▶ _Instruction_
Write every record out again exactly as given.

[Begin Dataset records]

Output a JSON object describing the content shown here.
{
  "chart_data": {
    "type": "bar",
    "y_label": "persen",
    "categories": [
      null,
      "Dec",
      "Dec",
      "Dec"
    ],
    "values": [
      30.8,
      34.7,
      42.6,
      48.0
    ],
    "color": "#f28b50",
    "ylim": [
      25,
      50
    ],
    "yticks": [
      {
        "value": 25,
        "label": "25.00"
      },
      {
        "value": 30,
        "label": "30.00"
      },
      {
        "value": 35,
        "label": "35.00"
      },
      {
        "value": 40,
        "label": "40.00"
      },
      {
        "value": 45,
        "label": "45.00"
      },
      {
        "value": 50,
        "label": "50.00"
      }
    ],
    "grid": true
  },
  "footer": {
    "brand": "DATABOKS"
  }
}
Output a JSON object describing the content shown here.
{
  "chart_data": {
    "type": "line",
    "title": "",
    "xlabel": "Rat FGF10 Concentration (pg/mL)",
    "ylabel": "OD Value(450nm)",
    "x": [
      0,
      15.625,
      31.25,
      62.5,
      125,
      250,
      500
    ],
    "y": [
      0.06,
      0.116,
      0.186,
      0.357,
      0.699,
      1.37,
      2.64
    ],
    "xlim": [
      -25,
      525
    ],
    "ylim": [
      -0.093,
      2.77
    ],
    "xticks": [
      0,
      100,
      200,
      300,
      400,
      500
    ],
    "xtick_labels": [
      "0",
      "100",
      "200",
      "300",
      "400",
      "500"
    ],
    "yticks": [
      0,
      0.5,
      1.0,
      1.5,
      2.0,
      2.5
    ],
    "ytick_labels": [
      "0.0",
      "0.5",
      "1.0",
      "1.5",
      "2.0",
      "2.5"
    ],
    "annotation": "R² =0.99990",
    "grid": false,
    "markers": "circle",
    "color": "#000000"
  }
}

[End Dataset records]

▶ _Answer in full_
Output a JSON object describing the content shown here.
{
  "chart_data": {
    "type": "bar",
    "y_label": "persen",
    "categories": [
      null,
      "Dec",
      "Dec",
      "Dec"
    ],
    "values": [
      30.8,
      34.7,
      42.6,
      48.0
    ],
    "color": "#f28b50",
    "ylim": [
      25,
      50
    ],
    "yticks": [
      {
        "value": 25,
        "label": "25.00"
      },
      {
        "value": 30,
        "label": "30.00"
      },
      {
        "value": 35,
        "label": "35.00"
      },
      {
        "value": 40,
        "label": "40.00"
      },
      {
        "value": 45,
        "label": "45.00"
      },
      {
        "value": 50,
        "label": "50.00"
      }
    ],
    "grid": true
  },
  "footer": {
    "brand": "DATABOKS"
  }
}
Output a JSON object describing the content shown here.
{
  "chart_data": {
    "type": "line",
    "title": "",
    "xlabel": "Rat FGF10 Concentration (pg/mL)",
    "ylabel": "OD Value(450nm)",
    "x": [
      0,
      15.625,
      31.25,
      62.5,
      125,
      250,
      500
    ],
    "y": [
      0.06,
      0.116,
      0.186,
      0.357,
      0.699,
      1.37,
      2.64
    ],
    "xlim": [
      -25,
      525
    ],
    "ylim": [
      -0.093,
      2.77
    ],
    "xticks": [
      0,
      100,
      200,
      300,
      400,
      500
    ],
    "xtick_labels": [
      "0",
      "100",
      "200",
      "300",
      "400",
      "500"
    ],
    "yticks": [
      0,
      0.5,
      1.0,
      1.5,
      2.0,
      2.5
    ],
    "ytick_labels": [
      "0.0",
      "0.5",
      "1.0",
      "1.5",
      "2.0",
      "2.5"
    ],
    "annotation": "R² =0.99990",
    "grid": false,
    "markers": "circle",
    "color": "#000000"
  }
}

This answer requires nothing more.